__What is asked__: Using the listing below, select the lines with the word "title" and copy them.

__Items from a figure collection__:
........

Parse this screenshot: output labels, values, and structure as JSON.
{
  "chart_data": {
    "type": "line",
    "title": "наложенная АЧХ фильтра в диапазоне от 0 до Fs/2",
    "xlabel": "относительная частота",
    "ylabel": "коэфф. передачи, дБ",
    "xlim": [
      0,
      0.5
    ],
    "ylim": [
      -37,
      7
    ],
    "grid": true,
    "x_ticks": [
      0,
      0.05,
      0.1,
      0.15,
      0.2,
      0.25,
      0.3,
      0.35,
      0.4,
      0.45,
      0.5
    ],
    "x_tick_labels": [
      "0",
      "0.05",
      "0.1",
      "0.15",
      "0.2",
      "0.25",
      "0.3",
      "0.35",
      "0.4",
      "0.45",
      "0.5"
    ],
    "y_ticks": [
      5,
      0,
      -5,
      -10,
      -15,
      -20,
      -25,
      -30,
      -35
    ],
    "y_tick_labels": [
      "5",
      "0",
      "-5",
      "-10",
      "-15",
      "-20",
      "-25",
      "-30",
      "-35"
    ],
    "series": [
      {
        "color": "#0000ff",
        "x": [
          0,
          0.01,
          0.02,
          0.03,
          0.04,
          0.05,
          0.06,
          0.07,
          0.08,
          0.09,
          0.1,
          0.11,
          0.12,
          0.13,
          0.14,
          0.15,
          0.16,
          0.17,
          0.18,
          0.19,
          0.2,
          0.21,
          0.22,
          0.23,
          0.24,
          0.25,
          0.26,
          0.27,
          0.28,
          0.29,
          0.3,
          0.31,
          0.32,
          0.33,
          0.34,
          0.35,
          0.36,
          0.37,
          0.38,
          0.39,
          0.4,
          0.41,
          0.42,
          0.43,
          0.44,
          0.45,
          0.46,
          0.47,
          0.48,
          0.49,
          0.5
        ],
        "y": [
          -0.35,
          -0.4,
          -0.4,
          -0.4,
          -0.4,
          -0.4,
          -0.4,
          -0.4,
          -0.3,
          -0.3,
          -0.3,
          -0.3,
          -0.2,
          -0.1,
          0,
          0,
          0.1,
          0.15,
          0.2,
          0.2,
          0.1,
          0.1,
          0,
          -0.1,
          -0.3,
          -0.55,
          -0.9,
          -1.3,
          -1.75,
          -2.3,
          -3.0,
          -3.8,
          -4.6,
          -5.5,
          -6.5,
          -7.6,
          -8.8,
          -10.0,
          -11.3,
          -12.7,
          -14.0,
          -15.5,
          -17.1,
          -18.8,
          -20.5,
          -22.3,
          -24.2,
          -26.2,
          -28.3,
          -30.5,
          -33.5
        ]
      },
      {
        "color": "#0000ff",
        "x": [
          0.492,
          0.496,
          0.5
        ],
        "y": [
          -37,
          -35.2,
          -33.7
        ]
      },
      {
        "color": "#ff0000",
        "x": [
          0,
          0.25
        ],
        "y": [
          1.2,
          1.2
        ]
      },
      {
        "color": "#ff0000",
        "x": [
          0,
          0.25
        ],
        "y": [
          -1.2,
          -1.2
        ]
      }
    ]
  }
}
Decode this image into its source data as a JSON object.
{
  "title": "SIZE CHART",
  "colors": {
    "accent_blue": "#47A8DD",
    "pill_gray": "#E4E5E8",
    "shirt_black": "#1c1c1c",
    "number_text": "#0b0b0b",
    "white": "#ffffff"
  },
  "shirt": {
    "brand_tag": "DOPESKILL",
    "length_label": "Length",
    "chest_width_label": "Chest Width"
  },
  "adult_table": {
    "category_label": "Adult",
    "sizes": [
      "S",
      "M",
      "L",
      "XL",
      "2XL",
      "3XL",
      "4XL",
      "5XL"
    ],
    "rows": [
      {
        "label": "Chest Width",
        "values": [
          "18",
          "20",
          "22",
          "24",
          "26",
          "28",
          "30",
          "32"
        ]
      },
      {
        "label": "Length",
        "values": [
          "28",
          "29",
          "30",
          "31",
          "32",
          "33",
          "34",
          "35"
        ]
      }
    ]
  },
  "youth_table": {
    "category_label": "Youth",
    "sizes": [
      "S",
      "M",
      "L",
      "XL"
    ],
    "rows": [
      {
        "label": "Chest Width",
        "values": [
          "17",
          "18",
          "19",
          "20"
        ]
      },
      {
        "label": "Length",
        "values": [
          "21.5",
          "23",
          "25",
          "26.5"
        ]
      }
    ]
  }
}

........

__Solution to this problem__:
    "title": "наложенная АЧХ фильтра в диапазоне от 0 до Fs/2",
  "title": "SIZE CHART",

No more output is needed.